**Information provided:**

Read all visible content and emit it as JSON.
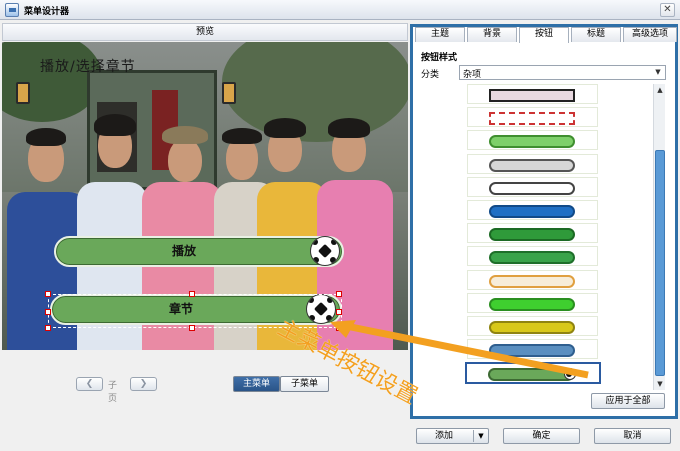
{
  "window": {
    "title": "菜单设计器",
    "close_glyph": "✕"
  },
  "preview": {
    "header": "预览",
    "overlay_text": "播放/选择章节",
    "buttons": [
      {
        "label": "播放"
      },
      {
        "label": "章节"
      }
    ]
  },
  "pager": {
    "prev_glyph": "❮",
    "label": "子页",
    "next_glyph": "❯"
  },
  "menu_toggle": {
    "main": "主菜单",
    "sub": "子菜单",
    "selected": "主菜单"
  },
  "tabs": [
    {
      "label": "主题"
    },
    {
      "label": "背景"
    },
    {
      "label": "按钮"
    },
    {
      "label": "标题"
    },
    {
      "label": "高级选项"
    }
  ],
  "active_tab": "按钮",
  "button_style": {
    "group_title": "按钮样式",
    "category_label": "分类",
    "category_value": "杂项",
    "styles": [
      {
        "name": "pink-rect-dark-border",
        "fill": "#e8d8e0",
        "border": "#222222"
      },
      {
        "name": "white-rect-red-dash",
        "fill": "#ffffff",
        "border": "#cc3333"
      },
      {
        "name": "light-green-hex",
        "fill": "#7ed06a",
        "border": "#3f8f2f"
      },
      {
        "name": "grey-hex",
        "fill": "#d6d6d6",
        "border": "#555555"
      },
      {
        "name": "white-rounded",
        "fill": "#ffffff",
        "border": "#444444"
      },
      {
        "name": "blue-pill-orange-cap",
        "fill": "#1f6fc4",
        "border": "#114a88"
      },
      {
        "name": "green-pill-orange-caps",
        "fill": "#2f9a3a",
        "border": "#1c6a24"
      },
      {
        "name": "green-pill-white-dot",
        "fill": "#3aa34a",
        "border": "#1f6f2a"
      },
      {
        "name": "cream-arrow-orange-border",
        "fill": "#f7edd8",
        "border": "#e0a040"
      },
      {
        "name": "bright-green-bar",
        "fill": "#3fcf2f",
        "border": "#2a8f20"
      },
      {
        "name": "yellow-bar",
        "fill": "#d8c81a",
        "border": "#8f8410"
      },
      {
        "name": "steel-blue-bar",
        "fill": "#5a8fc0",
        "border": "#2f5f8f"
      },
      {
        "name": "green-pill-soccer-ball",
        "fill": "#6aa85a",
        "border": "#3d6a33"
      }
    ],
    "selected_index": 12,
    "apply_all": "应用于全部"
  },
  "footer": {
    "add": "添加",
    "ok": "确定",
    "cancel": "取消"
  },
  "annotation": {
    "text": "主菜单按钮设置",
    "color": "#f3a020"
  },
  "colors": {
    "accent": "#2e6fa7",
    "selected_segment": "#2a5488"
  }
}
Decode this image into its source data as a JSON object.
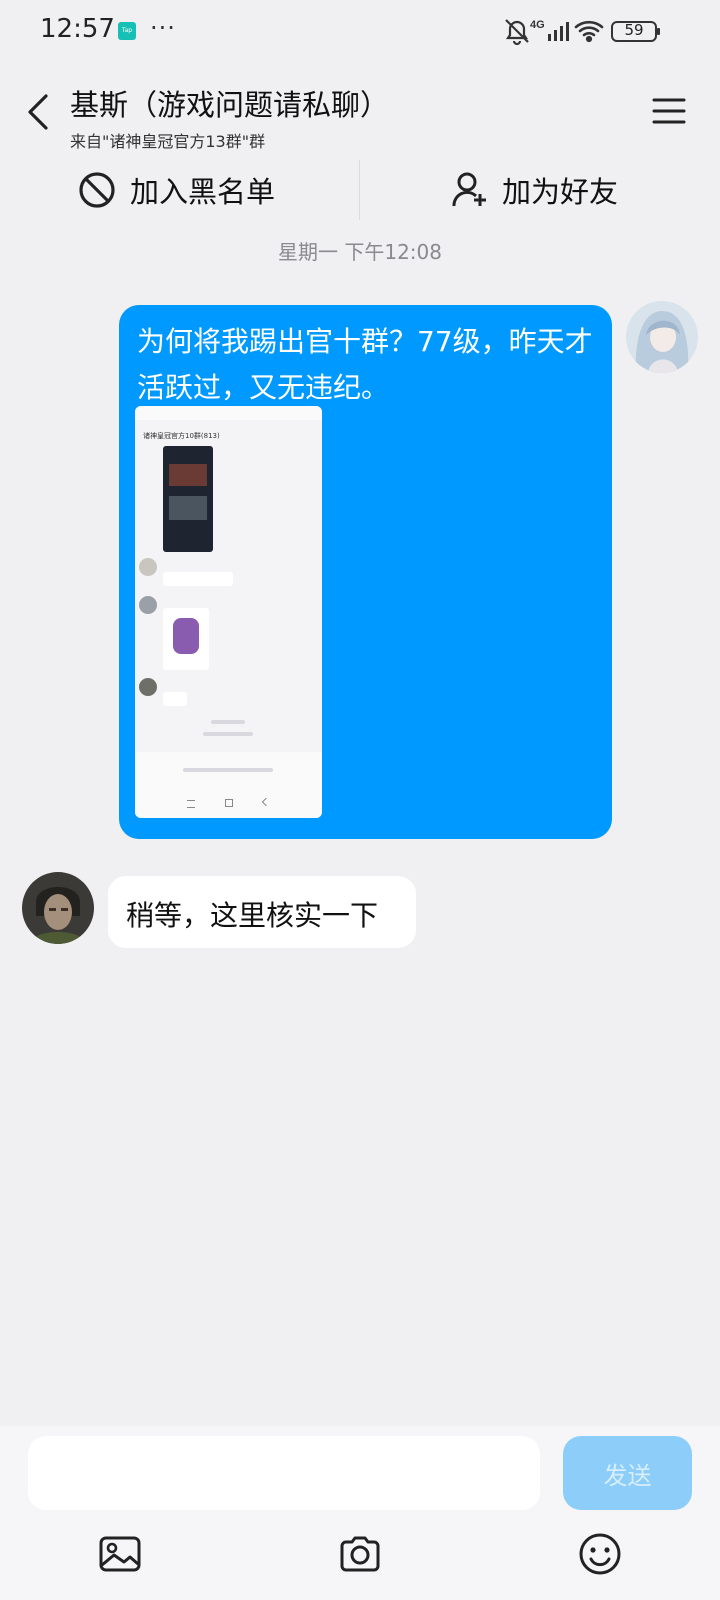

**Task objective:** Leave out the pictures and print each record exactly as it stands.

**Correct output:**
Read all visible content and emit it as JSON.
{
  "window": {
    "title": "菜单设计器",
    "close_glyph": "✕"
  },
  "preview": {
    "header": "预览",
    "overlay_text": "播放/选择章节",
    "buttons": [
      {
        "label": "播放"
      },
      {
        "label": "章节"
      }
    ]
  },
  "pager": {
    "prev_glyph": "❮",
    "label": "子页",
    "next_glyph": "❯"
  },
  "menu_toggle": {
    "main": "主菜单",
    "sub": "子菜单",
    "selected": "主菜单"
  },
  "tabs": [
    {
      "label": "主题"
    },
    {
      "label": "背景"
    },
    {
      "label": "按钮"
    },
    {
      "label": "标题"
    },
    {
      "label": "高级选项"
    }
  ],
  "active_tab": "按钮",
  "button_style": {
    "group_title": "按钮样式",
    "category_label": "分类",
    "category_value": "杂项",
    "styles": [
      {
        "name": "pink-rect-dark-border",
        "fill": "#e8d8e0",
        "border": "#222222"
      },
      {
        "name": "white-rect-red-dash",
        "fill": "#ffffff",
        "border": "#cc3333"
      },
      {
        "name": "light-green-hex",
        "fill": "#7ed06a",
        "border": "#3f8f2f"
      },
      {
        "name": "grey-hex",
        "fill": "#d6d6d6",
        "border": "#555555"
      },
      {
        "name": "white-rounded",
        "fill": "#ffffff",
        "border": "#444444"
      },
      {
        "name": "blue-pill-orange-cap",
        "fill": "#1f6fc4",
        "border": "#114a88"
      },
      {
        "name": "green-pill-orange-caps",
        "fill": "#2f9a3a",
        "border": "#1c6a24"
      },
      {
        "name": "green-pill-white-dot",
        "fill": "#3aa34a",
        "border": "#1f6f2a"
      },
      {
        "name": "cream-arrow-orange-border",
        "fill": "#f7edd8",
        "border": "#e0a040"
      },
      {
        "name": "bright-green-bar",
        "fill": "#3fcf2f",
        "border": "#2a8f20"
      },
      {
        "name": "yellow-bar",
        "fill": "#d8c81a",
        "border": "#8f8410"
      },
      {
        "name": "steel-blue-bar",
        "fill": "#5a8fc0",
        "border": "#2f5f8f"
      },
      {
        "name": "green-pill-soccer-ball",
        "fill": "#6aa85a",
        "border": "#3d6a33"
      }
    ],
    "selected_index": 12,
    "apply_all": "应用于全部"
  },
  "footer": {
    "add": "添加",
    "ok": "确定",
    "cancel": "取消"
  },
  "annotation": {
    "text": "主菜单按钮设置",
    "color": "#f3a020"
  },
  "colors": {
    "accent": "#2e6fa7",
    "selected_segment": "#2a5488"
  }
}
Decode this image into its source data as a JSON object.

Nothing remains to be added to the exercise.